- What this exercise asks
1 - Repeat the passage about SPACs word for word from "Recently, Bill Ackman" to "additional potential capital.".
2 - Using the passage about SPACs, answer each question on its own line:
(a) Which investment bank does it name as a SPAC sponsor?
(b) How much does Pershing Square Tontine Holdings hold in trust?
(c) In theory, what do SPACs let sponsors get?
3 - Carry the passage about SPACs forward from its final sentence.

- Exercise passage
With the recent success of Virgin Galactic (SPCE), DraftKings (DKNG), and Nikola (NKLA) have attracted many more investors into SPACs. Also, more renowned private equity giants TPG Capital and The Carlyle Group as well as investment banks such as Goldman Sachs have sponsored SPACs giving them more credibility.

Recently, Bill Ackman has filed his expected SPAC IPO, Pershing Square Tontine Holdings, Ltd., (PSTH.U). It presents the largest SPAC ever with 3 billion dollars in trust and a committed $1 billion Forward Purchase Agreement with additional potential capital.

Currently, we are a virtuous cycle where better sponsors, better investors, and more mature companies have created a tremendous opportunity for SPACs. Theoretically, SPACS offer sponsors to get very good targets at much lower valuations.

- Information provided
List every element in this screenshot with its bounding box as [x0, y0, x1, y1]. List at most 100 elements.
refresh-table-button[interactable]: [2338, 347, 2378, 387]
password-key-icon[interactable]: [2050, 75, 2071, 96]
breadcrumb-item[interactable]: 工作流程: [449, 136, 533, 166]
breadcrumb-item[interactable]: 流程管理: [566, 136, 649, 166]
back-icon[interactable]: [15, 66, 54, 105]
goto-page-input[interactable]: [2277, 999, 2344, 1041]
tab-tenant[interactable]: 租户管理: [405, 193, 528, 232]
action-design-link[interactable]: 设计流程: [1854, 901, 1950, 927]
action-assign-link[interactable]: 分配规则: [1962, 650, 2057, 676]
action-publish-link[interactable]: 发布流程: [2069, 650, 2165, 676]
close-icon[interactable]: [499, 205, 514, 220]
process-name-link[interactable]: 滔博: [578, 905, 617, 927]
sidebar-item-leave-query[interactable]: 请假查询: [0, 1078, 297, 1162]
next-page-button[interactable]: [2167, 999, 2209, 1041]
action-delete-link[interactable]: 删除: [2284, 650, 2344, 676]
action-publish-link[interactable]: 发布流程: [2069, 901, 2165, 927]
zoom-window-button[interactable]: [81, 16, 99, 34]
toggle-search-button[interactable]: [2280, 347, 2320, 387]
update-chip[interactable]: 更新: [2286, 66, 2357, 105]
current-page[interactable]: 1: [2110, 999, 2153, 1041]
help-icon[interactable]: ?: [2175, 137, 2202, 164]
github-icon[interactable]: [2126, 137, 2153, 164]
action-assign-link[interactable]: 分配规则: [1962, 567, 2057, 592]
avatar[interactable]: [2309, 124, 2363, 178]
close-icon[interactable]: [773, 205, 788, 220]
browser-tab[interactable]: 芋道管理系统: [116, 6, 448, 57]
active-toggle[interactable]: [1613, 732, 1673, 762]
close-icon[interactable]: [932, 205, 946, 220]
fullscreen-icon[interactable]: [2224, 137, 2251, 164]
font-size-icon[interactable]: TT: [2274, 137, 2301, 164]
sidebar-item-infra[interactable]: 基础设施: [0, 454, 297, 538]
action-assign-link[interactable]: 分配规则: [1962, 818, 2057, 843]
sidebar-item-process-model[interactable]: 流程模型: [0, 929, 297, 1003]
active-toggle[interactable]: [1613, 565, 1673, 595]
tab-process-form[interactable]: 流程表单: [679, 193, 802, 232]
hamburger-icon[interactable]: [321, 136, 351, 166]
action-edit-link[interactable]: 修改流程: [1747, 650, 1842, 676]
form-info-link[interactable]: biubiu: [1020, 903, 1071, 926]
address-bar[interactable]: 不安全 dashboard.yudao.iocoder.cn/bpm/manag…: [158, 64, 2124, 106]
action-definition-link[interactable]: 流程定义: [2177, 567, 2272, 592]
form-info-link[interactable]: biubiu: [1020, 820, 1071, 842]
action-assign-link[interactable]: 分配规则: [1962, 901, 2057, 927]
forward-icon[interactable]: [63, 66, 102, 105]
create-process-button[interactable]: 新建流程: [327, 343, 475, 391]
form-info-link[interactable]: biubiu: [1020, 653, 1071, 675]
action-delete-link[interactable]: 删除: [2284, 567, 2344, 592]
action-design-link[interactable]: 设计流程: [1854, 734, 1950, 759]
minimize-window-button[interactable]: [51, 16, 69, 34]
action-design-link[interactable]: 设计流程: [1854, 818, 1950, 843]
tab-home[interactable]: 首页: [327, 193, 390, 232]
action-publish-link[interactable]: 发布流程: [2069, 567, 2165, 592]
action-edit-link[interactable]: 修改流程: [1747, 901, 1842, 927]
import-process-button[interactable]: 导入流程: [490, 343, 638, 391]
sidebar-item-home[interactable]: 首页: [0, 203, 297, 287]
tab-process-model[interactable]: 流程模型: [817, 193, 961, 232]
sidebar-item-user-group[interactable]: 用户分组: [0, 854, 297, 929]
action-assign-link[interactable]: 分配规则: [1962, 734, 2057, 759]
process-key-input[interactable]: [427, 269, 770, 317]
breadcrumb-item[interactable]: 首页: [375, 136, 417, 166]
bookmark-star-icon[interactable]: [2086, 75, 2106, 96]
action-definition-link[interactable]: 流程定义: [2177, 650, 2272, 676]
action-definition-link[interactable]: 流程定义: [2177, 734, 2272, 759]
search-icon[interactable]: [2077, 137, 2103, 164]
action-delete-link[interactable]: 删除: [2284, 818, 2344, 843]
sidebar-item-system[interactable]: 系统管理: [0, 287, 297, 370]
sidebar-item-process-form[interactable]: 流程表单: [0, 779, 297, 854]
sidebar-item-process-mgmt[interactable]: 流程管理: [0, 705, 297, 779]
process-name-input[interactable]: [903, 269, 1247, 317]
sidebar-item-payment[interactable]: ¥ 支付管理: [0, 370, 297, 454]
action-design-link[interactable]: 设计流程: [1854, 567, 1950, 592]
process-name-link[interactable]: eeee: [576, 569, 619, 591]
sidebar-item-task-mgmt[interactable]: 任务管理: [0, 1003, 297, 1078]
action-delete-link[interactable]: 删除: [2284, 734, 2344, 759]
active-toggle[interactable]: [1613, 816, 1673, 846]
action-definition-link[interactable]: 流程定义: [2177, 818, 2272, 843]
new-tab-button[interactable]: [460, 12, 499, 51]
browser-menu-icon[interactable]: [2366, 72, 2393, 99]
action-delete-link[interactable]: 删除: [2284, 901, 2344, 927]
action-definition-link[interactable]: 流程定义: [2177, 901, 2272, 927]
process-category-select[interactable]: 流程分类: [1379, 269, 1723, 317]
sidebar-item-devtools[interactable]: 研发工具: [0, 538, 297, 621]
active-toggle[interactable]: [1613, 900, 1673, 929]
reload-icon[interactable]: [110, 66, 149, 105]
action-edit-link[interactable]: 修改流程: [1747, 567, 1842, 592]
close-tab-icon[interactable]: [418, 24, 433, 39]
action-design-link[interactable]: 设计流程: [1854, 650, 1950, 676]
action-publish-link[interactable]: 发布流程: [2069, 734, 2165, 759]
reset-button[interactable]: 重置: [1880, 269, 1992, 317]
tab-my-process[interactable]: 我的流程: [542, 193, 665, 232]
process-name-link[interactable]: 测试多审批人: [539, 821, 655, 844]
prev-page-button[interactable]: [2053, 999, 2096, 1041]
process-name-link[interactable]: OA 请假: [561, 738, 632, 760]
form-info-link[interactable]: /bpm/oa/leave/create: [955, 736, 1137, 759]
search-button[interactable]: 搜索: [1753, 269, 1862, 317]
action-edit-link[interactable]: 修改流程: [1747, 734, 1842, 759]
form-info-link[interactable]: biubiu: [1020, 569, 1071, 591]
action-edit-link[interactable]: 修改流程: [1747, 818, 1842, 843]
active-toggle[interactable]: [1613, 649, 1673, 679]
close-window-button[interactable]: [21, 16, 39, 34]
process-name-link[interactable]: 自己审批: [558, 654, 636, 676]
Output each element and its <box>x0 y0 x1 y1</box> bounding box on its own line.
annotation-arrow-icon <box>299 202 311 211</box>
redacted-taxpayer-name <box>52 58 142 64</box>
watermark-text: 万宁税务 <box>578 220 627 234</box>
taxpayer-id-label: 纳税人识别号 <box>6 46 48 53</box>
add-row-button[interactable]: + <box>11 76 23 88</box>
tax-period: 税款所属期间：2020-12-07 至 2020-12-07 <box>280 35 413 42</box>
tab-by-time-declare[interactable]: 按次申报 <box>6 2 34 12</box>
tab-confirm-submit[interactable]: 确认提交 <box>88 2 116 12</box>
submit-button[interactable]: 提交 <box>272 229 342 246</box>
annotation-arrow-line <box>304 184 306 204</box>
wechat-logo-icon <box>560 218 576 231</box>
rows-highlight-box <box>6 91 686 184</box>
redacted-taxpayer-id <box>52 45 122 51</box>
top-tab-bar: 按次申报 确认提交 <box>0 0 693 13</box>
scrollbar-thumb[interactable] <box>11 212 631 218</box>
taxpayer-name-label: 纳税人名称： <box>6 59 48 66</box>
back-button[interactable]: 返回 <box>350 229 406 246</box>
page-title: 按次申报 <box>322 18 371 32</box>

- Answers given
1 -
Recently, Bill Ackman has filed his expected SPAC IPO, Pershing Square Tontine Holdings, Ltd., (PSTH.U). It presents the largest SPAC ever with 3 billion dollars in trust and a committed $1 billion Forward Purchase Agreement with additional potential capital.

2 -
(a) Goldman Sachs
(b) 3 billion dollars
(c) Very good targets at much lower valuations

3 -
IPO 2.0

One of the leading investors that have labeled SPACs as “IPO 2.0” is Chamath Palihapitiya. He has brought with his company Social Capital Hedosophia I. ()Virgin Galactic (SPCE) to market. Their mission is the following:

“Our mission is to create an alternative path to a traditional IPO for disruptive and agile technology companies to achieve their long-term objectives and overcome key deterrents to becoming public” (Social Capital Hedosophia)

Social Capital Hedosophia is offering in the process: operational excellence, broad, global reach, efficiency.

“We believe that a more streamlined and transparent path to the public market will encourage private companies, in the technology industry in particular, to go public while allowing them to remain operationally focused on long-term value creation. As a result, public market investors can gain more near-term, direct investment exposure to long-term technology themes.” (Social Capital Hedosophia, 2017)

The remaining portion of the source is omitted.